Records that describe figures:
******************************

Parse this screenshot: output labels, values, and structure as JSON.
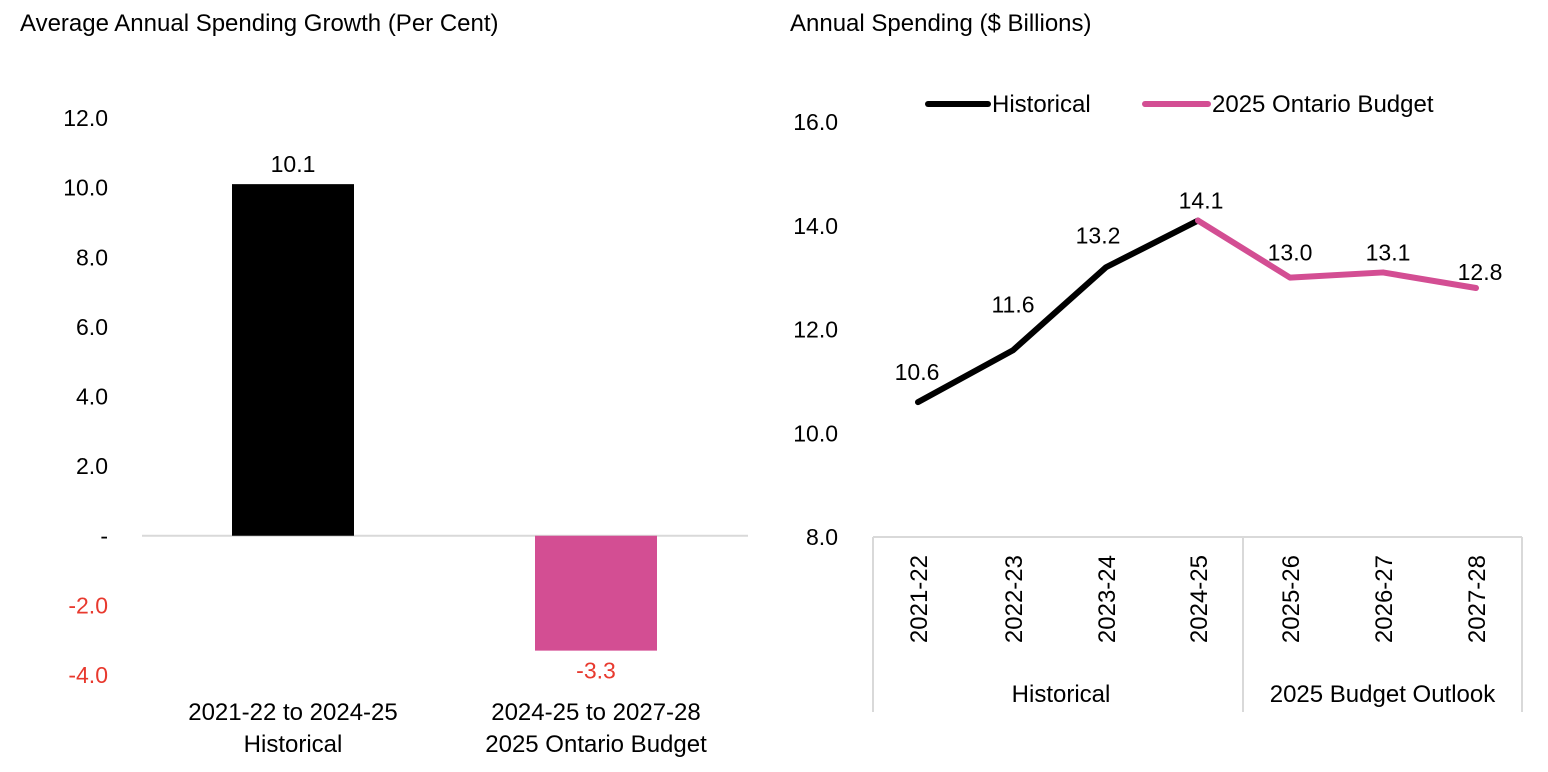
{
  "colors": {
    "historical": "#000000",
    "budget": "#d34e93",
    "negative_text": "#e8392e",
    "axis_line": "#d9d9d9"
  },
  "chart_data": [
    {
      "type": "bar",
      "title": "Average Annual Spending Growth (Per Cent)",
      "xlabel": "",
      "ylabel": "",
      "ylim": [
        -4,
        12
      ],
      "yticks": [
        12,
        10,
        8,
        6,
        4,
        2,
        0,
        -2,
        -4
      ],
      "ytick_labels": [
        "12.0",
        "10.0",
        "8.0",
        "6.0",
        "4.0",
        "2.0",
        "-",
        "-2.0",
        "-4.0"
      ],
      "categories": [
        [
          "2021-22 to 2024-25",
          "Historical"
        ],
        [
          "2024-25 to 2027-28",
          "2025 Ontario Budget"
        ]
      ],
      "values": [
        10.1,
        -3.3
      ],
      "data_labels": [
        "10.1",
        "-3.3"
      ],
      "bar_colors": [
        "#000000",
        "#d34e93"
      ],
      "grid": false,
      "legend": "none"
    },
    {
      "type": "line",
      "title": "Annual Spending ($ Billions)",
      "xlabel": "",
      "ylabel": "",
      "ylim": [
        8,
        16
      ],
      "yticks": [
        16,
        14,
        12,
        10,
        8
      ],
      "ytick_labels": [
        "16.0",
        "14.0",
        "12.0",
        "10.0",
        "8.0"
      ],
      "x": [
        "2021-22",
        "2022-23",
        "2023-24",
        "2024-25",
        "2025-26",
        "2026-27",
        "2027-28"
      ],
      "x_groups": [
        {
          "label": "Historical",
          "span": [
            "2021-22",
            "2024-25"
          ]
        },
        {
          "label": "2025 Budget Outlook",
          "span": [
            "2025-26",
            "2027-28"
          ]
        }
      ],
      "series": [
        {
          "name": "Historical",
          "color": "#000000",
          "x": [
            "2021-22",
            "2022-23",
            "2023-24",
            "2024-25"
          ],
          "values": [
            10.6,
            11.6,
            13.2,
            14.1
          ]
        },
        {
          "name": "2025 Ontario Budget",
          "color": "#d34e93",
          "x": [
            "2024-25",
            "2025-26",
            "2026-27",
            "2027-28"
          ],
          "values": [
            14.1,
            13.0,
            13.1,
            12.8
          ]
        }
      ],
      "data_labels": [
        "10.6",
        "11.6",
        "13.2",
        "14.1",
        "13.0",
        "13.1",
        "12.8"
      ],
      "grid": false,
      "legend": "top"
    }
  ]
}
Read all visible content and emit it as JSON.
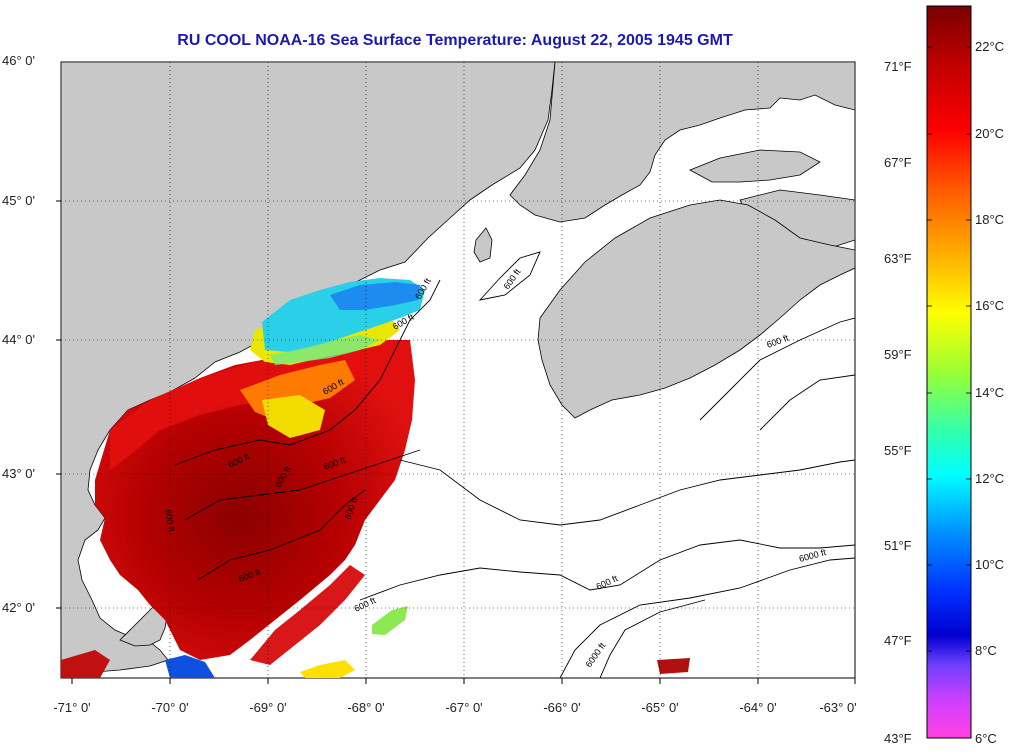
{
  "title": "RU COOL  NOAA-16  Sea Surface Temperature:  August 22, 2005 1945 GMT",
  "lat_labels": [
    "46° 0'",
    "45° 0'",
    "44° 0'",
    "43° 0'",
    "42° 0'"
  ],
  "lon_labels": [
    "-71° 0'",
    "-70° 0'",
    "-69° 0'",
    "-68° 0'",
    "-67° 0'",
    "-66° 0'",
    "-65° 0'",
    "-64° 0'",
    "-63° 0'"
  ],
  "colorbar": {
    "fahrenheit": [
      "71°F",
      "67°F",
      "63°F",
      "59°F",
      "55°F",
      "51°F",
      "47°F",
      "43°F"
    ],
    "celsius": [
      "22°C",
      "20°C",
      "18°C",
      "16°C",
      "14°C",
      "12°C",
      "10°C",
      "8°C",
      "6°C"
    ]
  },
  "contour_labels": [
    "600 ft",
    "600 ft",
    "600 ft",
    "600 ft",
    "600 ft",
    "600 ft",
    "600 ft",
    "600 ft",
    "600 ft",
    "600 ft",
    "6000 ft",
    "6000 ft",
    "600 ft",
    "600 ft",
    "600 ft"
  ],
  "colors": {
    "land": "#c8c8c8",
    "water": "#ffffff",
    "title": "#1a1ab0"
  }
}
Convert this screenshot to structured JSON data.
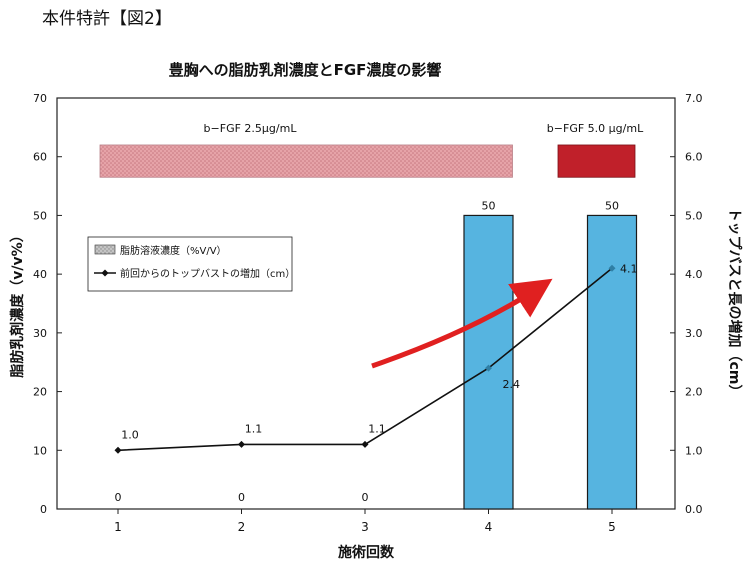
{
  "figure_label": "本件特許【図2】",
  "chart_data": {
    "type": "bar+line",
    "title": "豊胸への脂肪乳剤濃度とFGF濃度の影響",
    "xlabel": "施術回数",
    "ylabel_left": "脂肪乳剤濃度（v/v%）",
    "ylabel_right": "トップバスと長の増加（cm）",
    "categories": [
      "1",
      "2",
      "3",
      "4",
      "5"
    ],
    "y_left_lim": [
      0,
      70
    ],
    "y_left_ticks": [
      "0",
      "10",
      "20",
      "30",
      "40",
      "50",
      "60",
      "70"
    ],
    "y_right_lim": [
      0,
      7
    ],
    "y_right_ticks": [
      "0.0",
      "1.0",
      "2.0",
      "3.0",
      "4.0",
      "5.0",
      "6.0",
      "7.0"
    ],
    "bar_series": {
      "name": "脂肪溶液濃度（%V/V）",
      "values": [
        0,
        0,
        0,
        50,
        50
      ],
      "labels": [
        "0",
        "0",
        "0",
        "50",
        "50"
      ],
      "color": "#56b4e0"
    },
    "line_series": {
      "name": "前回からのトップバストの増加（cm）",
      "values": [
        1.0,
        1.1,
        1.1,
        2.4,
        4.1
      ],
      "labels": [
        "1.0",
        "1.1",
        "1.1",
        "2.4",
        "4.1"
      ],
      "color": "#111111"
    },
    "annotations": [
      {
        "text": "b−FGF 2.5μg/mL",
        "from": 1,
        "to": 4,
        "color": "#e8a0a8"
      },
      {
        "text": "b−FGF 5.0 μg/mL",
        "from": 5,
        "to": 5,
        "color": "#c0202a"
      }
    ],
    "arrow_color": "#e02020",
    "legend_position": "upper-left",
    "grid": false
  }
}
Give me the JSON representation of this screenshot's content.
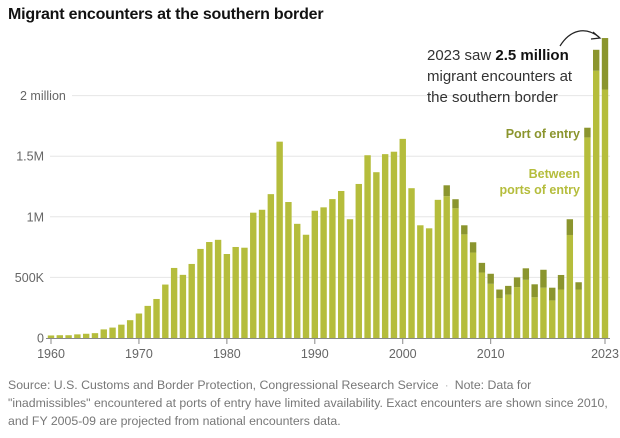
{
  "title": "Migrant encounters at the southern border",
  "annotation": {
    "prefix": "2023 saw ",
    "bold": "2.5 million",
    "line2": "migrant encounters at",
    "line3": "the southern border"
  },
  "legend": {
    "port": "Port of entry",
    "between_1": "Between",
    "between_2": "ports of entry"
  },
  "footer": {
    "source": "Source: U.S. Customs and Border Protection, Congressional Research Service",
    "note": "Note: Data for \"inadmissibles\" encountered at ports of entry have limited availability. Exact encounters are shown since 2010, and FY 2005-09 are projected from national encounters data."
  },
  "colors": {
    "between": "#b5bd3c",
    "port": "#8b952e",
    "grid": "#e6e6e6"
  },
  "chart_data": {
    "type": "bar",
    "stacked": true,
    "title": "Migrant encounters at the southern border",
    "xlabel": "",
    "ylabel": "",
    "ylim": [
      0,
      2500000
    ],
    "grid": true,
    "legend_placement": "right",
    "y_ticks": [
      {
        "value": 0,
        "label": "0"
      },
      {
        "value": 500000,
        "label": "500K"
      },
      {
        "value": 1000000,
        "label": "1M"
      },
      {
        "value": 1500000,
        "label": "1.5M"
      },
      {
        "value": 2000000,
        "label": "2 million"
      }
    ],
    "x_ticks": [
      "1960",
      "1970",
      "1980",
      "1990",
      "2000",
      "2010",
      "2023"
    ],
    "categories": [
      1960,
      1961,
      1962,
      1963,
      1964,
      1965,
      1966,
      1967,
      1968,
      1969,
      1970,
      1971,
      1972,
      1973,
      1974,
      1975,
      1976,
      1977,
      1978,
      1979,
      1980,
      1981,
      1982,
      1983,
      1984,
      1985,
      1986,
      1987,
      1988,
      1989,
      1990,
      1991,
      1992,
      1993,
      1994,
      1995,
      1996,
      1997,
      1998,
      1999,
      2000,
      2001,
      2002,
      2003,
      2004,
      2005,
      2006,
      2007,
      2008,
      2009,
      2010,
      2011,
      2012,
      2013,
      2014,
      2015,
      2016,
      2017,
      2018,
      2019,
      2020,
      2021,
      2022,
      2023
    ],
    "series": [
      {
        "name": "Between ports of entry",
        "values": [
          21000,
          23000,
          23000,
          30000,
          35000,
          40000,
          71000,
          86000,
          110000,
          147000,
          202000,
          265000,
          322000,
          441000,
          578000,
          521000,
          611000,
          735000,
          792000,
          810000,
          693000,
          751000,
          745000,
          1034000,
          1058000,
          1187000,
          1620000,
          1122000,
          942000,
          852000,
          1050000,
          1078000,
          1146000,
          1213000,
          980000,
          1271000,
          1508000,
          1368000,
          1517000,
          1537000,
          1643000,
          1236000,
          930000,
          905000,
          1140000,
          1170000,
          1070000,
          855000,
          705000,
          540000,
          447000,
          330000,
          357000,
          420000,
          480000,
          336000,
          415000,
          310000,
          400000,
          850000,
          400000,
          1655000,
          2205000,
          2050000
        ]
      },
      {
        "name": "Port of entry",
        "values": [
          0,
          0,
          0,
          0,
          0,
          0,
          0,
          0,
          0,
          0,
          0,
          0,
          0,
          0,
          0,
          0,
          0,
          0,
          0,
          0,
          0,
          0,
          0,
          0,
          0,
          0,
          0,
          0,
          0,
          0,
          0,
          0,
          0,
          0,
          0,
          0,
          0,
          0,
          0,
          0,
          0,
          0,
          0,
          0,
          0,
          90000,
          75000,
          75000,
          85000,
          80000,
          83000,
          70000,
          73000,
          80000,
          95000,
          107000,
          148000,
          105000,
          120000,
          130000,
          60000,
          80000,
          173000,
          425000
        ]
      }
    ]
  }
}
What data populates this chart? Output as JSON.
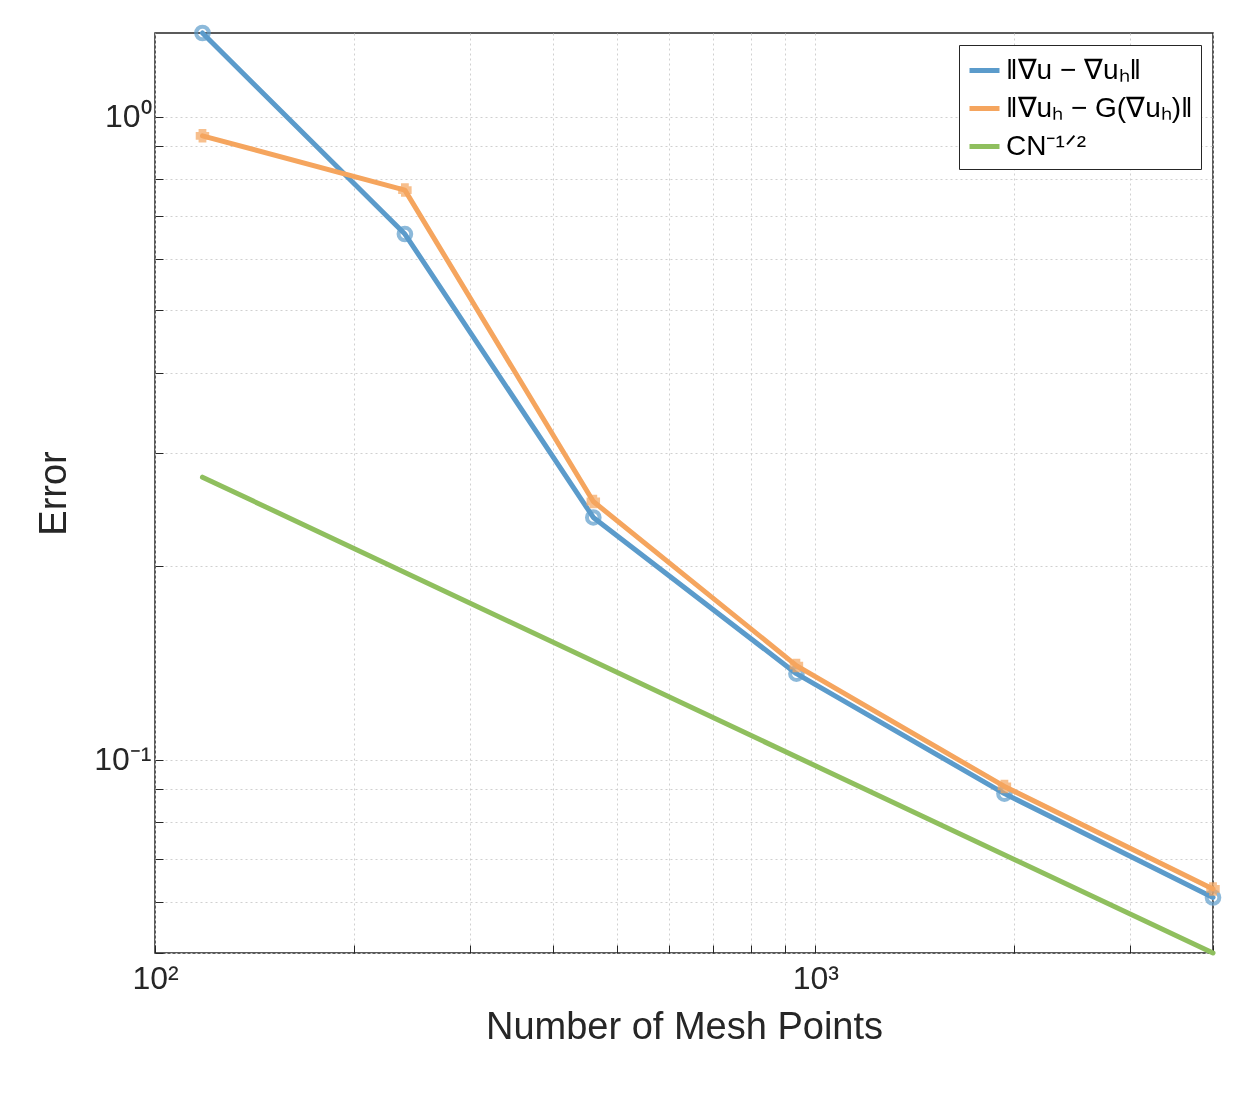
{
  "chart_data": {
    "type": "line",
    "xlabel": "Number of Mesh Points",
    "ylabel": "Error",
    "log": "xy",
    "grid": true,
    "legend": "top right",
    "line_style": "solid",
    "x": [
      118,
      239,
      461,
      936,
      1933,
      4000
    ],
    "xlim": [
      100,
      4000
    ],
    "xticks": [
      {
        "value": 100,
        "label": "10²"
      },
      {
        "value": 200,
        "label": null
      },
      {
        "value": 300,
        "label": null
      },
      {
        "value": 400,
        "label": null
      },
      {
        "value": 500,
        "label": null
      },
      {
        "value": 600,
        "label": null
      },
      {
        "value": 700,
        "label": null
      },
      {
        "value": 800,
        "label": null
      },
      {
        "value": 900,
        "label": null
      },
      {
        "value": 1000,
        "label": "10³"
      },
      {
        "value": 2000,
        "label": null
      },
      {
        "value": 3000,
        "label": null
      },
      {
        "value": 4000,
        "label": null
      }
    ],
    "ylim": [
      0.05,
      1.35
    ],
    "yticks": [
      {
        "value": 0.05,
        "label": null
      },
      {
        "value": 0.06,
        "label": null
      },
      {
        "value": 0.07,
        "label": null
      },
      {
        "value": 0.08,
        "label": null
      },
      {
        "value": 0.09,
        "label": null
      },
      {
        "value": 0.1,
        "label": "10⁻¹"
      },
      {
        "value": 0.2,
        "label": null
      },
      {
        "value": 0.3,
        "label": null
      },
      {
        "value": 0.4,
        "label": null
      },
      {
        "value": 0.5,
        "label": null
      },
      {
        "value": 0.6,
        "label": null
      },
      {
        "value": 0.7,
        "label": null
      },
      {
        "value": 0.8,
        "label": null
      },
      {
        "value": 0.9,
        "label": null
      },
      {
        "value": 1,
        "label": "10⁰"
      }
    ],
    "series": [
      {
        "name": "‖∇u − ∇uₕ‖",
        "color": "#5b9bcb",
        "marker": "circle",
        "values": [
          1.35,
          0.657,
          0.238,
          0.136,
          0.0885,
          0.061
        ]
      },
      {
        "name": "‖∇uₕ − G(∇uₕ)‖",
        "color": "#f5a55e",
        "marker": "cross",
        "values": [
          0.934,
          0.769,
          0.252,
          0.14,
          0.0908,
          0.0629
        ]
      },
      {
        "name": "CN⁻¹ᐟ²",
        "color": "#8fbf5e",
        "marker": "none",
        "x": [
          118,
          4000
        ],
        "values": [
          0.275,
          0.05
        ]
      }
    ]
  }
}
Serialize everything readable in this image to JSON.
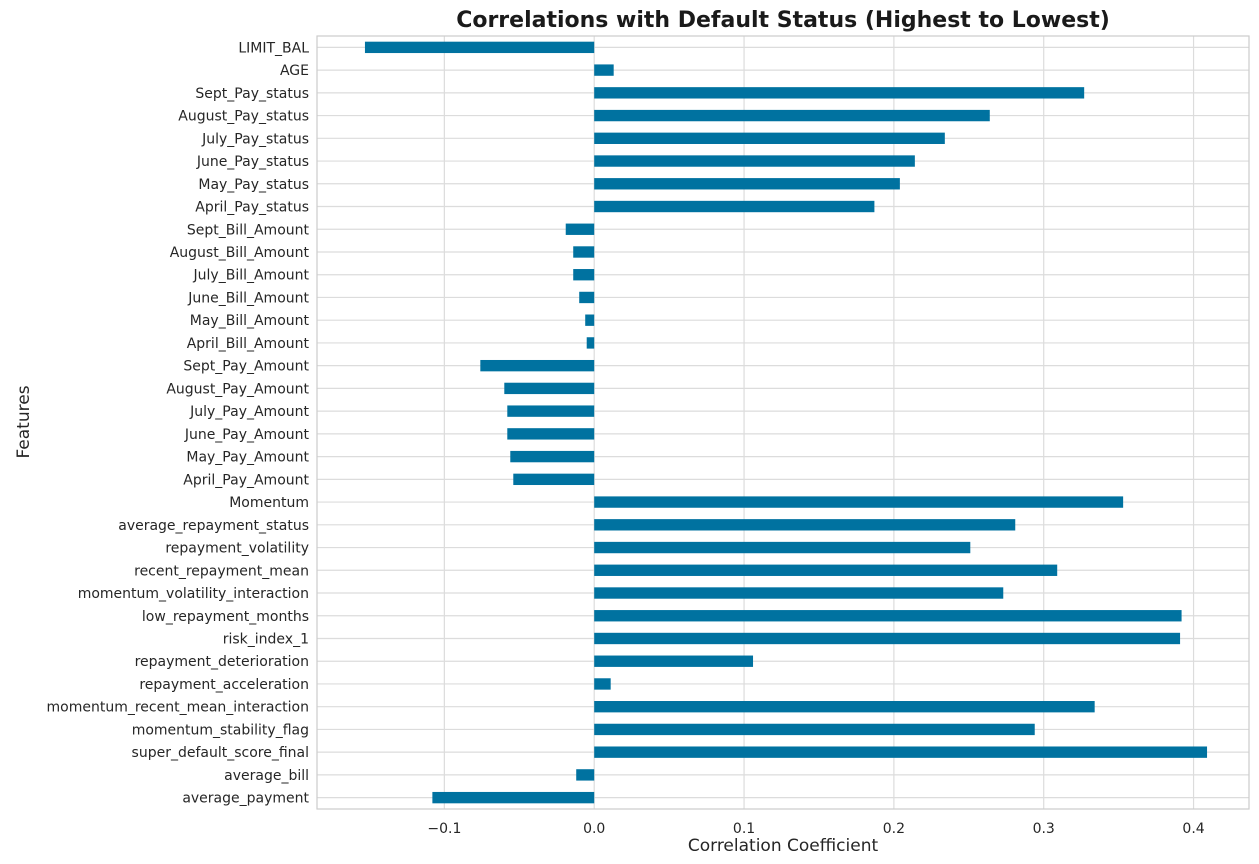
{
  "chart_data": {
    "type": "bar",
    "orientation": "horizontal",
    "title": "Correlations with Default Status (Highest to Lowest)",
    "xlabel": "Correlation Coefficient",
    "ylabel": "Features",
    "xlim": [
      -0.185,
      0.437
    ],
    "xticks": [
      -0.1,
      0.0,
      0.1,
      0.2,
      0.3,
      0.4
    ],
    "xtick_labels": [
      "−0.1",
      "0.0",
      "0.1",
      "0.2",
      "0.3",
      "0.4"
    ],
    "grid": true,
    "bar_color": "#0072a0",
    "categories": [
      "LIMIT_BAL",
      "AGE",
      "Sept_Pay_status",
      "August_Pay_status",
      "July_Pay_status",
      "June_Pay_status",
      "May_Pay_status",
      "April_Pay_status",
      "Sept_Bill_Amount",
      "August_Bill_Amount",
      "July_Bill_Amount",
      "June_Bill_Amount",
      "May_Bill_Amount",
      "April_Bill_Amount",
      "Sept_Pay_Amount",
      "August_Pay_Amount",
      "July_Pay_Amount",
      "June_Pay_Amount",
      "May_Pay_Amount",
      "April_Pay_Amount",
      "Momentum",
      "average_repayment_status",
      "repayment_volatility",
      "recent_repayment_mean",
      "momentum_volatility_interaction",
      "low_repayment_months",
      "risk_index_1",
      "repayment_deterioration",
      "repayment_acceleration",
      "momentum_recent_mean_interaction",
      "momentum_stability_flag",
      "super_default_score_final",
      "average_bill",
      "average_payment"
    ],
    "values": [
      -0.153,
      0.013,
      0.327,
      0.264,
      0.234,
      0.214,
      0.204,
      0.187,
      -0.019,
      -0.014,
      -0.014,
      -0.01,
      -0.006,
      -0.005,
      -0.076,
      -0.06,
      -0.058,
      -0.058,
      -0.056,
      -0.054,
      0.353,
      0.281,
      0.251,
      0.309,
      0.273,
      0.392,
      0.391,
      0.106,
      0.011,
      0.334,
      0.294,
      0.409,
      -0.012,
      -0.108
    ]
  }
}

******************************

**Problem to solve:** Copy out all lines where the word "encounters" appears.

**Result of this exercise:**
  "title": "Migrant encounters at the southern border",
    "line2": "migrant encounters at",
    "note": "Note: Data for \"inadmissibles\" encountered at ports of entry have limited availability. Exact encounters are shown since 2010, and FY 2005-09 are projected from national encounters data."
    "title": "Migrant encounters at the southern border",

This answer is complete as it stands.